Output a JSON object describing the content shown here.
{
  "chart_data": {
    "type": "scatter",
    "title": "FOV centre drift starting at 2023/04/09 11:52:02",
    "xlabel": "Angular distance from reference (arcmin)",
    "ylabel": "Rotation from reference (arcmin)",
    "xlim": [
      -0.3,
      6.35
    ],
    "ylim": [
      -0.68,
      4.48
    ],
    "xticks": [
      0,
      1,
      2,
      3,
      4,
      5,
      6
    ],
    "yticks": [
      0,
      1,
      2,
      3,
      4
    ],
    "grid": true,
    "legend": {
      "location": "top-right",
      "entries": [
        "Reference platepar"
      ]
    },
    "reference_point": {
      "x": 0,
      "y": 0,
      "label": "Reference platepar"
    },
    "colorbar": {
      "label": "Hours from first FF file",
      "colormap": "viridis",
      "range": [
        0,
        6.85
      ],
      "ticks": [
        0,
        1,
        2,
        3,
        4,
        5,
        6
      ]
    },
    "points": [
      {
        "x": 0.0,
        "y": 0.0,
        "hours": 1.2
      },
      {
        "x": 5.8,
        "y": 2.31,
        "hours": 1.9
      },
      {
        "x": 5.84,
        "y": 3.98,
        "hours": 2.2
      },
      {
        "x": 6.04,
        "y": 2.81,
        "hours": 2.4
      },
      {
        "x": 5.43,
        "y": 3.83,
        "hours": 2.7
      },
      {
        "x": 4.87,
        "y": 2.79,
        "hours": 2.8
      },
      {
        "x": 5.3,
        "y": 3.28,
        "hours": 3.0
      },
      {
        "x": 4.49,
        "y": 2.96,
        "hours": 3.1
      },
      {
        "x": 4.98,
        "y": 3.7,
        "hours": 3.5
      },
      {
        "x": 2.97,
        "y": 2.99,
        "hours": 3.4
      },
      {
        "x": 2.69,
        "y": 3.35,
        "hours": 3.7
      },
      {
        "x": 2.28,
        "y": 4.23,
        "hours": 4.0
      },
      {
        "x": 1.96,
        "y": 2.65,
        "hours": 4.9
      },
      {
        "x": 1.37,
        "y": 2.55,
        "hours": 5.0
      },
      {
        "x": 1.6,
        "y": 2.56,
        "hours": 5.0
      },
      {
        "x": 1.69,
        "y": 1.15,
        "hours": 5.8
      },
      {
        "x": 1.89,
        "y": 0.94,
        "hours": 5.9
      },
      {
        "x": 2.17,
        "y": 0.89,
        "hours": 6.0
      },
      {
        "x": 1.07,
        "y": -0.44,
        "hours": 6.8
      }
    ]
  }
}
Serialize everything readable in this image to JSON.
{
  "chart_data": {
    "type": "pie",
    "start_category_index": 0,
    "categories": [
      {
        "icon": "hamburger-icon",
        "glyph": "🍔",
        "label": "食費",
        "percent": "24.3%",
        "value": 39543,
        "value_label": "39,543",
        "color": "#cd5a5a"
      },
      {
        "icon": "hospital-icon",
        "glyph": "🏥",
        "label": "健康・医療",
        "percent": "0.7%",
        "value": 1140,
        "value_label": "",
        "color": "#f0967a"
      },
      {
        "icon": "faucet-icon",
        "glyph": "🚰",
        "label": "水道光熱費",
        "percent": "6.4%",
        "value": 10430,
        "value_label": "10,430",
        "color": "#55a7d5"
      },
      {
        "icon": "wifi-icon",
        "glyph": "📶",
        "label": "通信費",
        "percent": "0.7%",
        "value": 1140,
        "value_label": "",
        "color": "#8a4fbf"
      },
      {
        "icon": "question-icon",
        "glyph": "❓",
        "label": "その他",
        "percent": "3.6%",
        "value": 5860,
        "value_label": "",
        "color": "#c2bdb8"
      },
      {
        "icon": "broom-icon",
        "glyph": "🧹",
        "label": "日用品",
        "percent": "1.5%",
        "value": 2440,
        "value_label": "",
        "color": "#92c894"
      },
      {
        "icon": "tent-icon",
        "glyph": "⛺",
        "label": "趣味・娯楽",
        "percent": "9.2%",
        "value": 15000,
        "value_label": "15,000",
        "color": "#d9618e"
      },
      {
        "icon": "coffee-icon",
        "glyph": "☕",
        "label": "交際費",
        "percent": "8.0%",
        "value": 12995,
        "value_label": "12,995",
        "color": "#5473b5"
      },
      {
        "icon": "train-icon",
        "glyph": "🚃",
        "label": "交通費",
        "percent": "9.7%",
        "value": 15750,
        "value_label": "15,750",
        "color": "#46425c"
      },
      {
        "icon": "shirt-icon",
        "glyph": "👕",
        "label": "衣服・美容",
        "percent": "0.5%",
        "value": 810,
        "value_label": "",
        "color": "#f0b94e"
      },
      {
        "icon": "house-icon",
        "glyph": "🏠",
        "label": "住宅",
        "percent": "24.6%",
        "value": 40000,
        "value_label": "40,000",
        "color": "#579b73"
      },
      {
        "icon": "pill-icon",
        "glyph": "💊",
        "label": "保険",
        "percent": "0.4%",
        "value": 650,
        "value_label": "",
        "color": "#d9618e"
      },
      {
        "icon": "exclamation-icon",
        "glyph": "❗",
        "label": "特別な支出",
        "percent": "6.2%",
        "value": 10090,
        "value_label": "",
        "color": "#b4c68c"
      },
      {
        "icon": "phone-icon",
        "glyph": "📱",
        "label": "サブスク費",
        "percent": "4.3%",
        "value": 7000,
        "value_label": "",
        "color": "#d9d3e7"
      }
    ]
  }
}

TASK STATEMENT:
In the entries above, identify each line that includes the string "JSON", then copy it.

ANSWER TO THIS TASK:
Output a JSON object describing the content shown here.
Serialize everything readable in this image to JSON.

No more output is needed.